◆ **RECORDS TO USE**
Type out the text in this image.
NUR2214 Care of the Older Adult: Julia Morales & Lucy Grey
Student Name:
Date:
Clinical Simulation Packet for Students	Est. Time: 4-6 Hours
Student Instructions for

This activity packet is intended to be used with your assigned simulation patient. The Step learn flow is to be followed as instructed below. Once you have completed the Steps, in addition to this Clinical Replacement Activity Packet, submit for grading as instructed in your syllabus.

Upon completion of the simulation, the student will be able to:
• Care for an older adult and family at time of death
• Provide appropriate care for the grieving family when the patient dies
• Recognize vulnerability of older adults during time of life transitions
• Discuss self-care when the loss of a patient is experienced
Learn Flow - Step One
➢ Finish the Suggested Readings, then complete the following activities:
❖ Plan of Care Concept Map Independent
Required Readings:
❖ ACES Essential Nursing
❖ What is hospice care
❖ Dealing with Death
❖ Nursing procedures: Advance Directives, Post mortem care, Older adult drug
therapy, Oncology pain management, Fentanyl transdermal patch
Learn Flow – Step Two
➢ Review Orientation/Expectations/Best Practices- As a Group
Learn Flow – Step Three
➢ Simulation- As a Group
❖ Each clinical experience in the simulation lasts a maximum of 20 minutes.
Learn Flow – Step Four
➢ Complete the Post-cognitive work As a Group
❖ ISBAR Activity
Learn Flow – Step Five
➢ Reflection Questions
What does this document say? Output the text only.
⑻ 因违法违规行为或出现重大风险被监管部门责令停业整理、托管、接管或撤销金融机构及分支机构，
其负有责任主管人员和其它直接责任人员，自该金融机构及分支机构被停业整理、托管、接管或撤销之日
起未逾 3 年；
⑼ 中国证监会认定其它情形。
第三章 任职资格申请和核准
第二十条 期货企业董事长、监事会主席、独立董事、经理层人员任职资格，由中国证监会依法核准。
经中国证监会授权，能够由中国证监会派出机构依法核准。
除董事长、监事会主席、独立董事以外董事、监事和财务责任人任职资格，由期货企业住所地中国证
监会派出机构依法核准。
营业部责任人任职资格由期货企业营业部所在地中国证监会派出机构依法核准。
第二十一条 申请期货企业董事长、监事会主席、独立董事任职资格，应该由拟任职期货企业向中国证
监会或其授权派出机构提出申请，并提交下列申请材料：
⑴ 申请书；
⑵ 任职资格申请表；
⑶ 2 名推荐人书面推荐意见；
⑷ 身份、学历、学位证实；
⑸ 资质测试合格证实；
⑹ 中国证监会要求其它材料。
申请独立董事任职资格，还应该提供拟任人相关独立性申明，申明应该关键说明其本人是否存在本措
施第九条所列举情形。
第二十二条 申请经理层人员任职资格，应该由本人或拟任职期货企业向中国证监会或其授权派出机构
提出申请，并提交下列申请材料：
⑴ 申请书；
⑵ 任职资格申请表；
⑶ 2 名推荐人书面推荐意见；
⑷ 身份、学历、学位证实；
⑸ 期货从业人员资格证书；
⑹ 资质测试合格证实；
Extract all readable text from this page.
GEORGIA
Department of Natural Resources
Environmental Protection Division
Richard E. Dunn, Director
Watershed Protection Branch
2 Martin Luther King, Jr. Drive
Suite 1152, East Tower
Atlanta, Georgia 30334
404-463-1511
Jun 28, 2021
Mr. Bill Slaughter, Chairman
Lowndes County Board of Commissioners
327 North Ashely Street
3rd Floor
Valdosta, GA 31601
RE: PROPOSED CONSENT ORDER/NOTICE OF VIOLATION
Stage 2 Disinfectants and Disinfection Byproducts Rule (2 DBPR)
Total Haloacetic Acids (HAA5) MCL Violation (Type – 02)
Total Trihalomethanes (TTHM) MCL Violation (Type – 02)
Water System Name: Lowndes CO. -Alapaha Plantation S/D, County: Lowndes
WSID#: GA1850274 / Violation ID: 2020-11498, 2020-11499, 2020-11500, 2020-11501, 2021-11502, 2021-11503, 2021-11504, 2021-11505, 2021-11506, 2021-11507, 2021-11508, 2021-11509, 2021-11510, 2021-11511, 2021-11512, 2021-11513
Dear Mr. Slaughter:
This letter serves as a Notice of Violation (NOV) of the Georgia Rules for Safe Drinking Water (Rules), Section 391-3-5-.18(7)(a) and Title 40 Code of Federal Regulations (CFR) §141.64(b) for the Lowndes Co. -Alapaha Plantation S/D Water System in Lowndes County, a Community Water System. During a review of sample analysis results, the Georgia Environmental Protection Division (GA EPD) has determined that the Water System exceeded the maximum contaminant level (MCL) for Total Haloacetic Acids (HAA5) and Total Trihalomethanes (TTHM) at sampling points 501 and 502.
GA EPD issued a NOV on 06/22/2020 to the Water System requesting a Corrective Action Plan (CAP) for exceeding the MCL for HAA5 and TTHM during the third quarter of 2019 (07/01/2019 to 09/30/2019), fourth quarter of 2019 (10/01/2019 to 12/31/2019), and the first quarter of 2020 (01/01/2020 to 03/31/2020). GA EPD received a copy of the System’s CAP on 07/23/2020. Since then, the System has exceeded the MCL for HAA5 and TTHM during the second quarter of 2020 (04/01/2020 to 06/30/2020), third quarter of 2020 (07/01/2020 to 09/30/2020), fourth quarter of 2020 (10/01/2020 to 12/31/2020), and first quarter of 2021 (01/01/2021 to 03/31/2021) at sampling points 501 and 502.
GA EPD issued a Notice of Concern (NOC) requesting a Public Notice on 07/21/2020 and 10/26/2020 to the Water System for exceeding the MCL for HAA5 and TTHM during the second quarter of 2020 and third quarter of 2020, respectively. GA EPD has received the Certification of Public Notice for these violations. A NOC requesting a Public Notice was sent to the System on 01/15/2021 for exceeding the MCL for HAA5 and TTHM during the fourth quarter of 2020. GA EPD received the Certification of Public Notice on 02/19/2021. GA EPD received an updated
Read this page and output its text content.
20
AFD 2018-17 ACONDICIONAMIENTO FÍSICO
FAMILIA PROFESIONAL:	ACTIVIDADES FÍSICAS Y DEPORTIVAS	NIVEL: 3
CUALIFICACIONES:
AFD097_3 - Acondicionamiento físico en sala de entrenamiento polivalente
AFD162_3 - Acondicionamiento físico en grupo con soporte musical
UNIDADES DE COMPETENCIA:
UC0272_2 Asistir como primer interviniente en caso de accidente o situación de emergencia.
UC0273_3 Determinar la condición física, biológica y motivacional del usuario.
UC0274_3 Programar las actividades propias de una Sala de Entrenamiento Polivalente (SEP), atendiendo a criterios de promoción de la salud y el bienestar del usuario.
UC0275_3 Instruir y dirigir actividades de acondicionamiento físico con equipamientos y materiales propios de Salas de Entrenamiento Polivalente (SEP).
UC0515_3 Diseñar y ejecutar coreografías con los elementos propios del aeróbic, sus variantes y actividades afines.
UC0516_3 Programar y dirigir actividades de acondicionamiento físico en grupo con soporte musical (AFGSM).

◆ **OBJECTIVE**
Count how many lines of the listing above include "requesting" and report that number alone.

◆ **EXPECTED ANSWER**
2